Begin RECORDS FOR THE EXERCISE

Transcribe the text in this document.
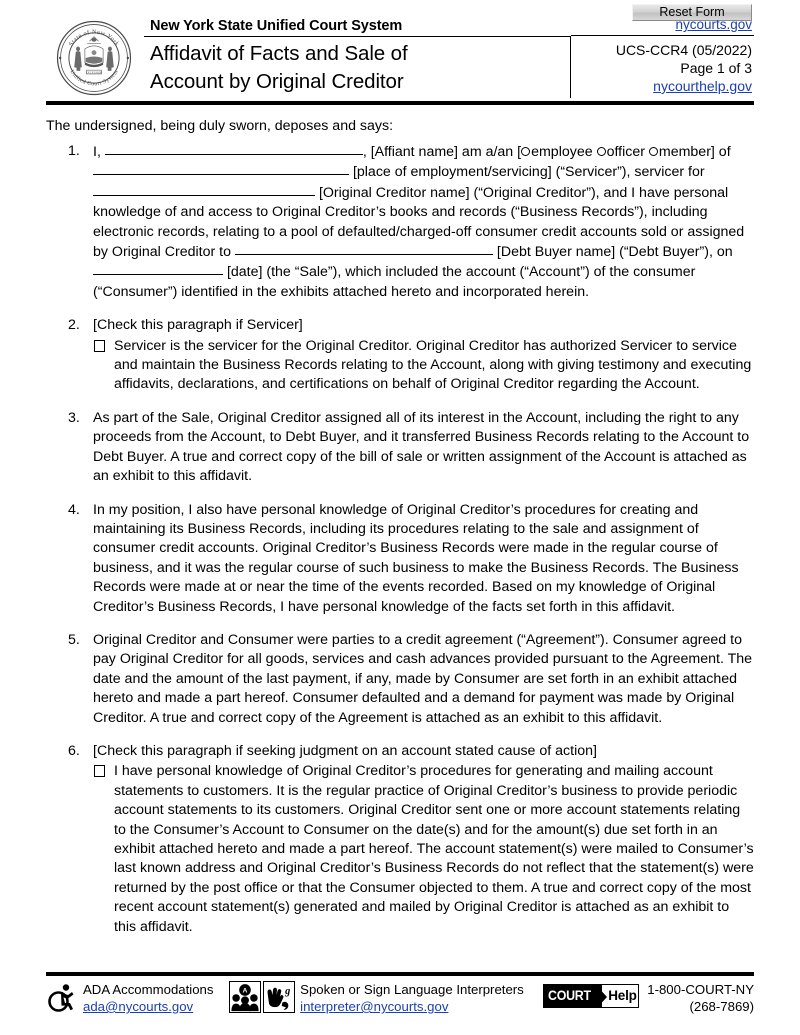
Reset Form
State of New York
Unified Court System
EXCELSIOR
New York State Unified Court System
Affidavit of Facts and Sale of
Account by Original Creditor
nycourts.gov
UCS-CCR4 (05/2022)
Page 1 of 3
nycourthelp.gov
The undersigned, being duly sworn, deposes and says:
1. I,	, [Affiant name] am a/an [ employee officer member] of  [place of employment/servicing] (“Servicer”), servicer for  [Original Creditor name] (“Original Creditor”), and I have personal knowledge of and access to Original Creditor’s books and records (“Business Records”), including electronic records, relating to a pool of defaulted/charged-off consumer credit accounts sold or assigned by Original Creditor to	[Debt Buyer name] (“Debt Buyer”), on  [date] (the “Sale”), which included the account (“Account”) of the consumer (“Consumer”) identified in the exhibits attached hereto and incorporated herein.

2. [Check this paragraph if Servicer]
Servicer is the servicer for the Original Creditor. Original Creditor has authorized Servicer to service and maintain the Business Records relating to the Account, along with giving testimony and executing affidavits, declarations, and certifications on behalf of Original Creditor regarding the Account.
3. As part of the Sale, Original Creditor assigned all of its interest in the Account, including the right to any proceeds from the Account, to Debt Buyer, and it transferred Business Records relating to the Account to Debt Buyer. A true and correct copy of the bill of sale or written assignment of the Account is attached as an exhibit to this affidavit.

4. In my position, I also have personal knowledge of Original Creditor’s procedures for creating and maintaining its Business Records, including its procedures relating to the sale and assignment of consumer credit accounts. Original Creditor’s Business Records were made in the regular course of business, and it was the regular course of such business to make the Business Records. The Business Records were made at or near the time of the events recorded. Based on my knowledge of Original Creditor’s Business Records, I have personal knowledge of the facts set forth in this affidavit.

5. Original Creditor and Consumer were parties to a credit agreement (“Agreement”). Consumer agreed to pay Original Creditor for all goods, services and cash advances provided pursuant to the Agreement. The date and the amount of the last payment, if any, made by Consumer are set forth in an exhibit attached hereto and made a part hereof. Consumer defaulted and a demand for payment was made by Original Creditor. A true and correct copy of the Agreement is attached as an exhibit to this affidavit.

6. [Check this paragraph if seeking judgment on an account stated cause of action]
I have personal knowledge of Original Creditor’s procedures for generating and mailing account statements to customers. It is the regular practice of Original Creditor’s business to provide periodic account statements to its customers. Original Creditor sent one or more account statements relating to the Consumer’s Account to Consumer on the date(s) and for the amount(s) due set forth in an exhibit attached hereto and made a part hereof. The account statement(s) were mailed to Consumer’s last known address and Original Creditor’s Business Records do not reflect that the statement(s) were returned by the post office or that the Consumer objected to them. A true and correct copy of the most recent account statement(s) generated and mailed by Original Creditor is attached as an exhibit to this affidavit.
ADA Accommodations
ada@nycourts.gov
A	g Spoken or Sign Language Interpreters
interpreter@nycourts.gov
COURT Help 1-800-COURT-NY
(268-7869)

End RECORDS FOR THE EXERCISE

■ REQUIREMENTS ■
Except for the pictures, copy every line of the records above exactly.

■ SOLUTION BELOW ■
Transcribe the text in this document.
Reset Form
State of New York
Unified Court System
EXCELSIOR
New York State Unified Court System
Affidavit of Facts and Sale of
Account by Original Creditor
nycourts.gov
UCS-CCR4 (05/2022)
Page 1 of 3
nycourthelp.gov
The undersigned, being duly sworn, deposes and says:
1. I,	, [Affiant name] am a/an [ employee officer member] of  [place of employment/servicing] (“Servicer”), servicer for  [Original Creditor name] (“Original Creditor”), and I have personal knowledge of and access to Original Creditor’s books and records (“Business Records”), including electronic records, relating to a pool of defaulted/charged-off consumer credit accounts sold or assigned by Original Creditor to	[Debt Buyer name] (“Debt Buyer”), on  [date] (the “Sale”), which included the account (“Account”) of the consumer (“Consumer”) identified in the exhibits attached hereto and incorporated herein.

2. [Check this paragraph if Servicer]
Servicer is the servicer for the Original Creditor. Original Creditor has authorized Servicer to service and maintain the Business Records relating to the Account, along with giving testimony and executing affidavits, declarations, and certifications on behalf of Original Creditor regarding the Account.
3. As part of the Sale, Original Creditor assigned all of its interest in the Account, including the right to any proceeds from the Account, to Debt Buyer, and it transferred Business Records relating to the Account to Debt Buyer. A true and correct copy of the bill of sale or written assignment of the Account is attached as an exhibit to this affidavit.

4. In my position, I also have personal knowledge of Original Creditor’s procedures for creating and maintaining its Business Records, including its procedures relating to the sale and assignment of consumer credit accounts. Original Creditor’s Business Records were made in the regular course of business, and it was the regular course of such business to make the Business Records. The Business Records were made at or near the time of the events recorded. Based on my knowledge of Original Creditor’s Business Records, I have personal knowledge of the facts set forth in this affidavit.

5. Original Creditor and Consumer were parties to a credit agreement (“Agreement”). Consumer agreed to pay Original Creditor for all goods, services and cash advances provided pursuant to the Agreement. The date and the amount of the last payment, if any, made by Consumer are set forth in an exhibit attached hereto and made a part hereof. Consumer defaulted and a demand for payment was made by Original Creditor. A true and correct copy of the Agreement is attached as an exhibit to this affidavit.

6. [Check this paragraph if seeking judgment on an account stated cause of action]
I have personal knowledge of Original Creditor’s procedures for generating and mailing account statements to customers. It is the regular practice of Original Creditor’s business to provide periodic account statements to its customers. Original Creditor sent one or more account statements relating to the Consumer’s Account to Consumer on the date(s) and for the amount(s) due set forth in an exhibit attached hereto and made a part hereof. The account statement(s) were mailed to Consumer’s last known address and Original Creditor’s Business Records do not reflect that the statement(s) were returned by the post office or that the Consumer objected to them. A true and correct copy of the most recent account statement(s) generated and mailed by Original Creditor is attached as an exhibit to this affidavit.
ADA Accommodations
ada@nycourts.gov
A	g Spoken or Sign Language Interpreters
interpreter@nycourts.gov
COURT Help 1-800-COURT-NY
(268-7869)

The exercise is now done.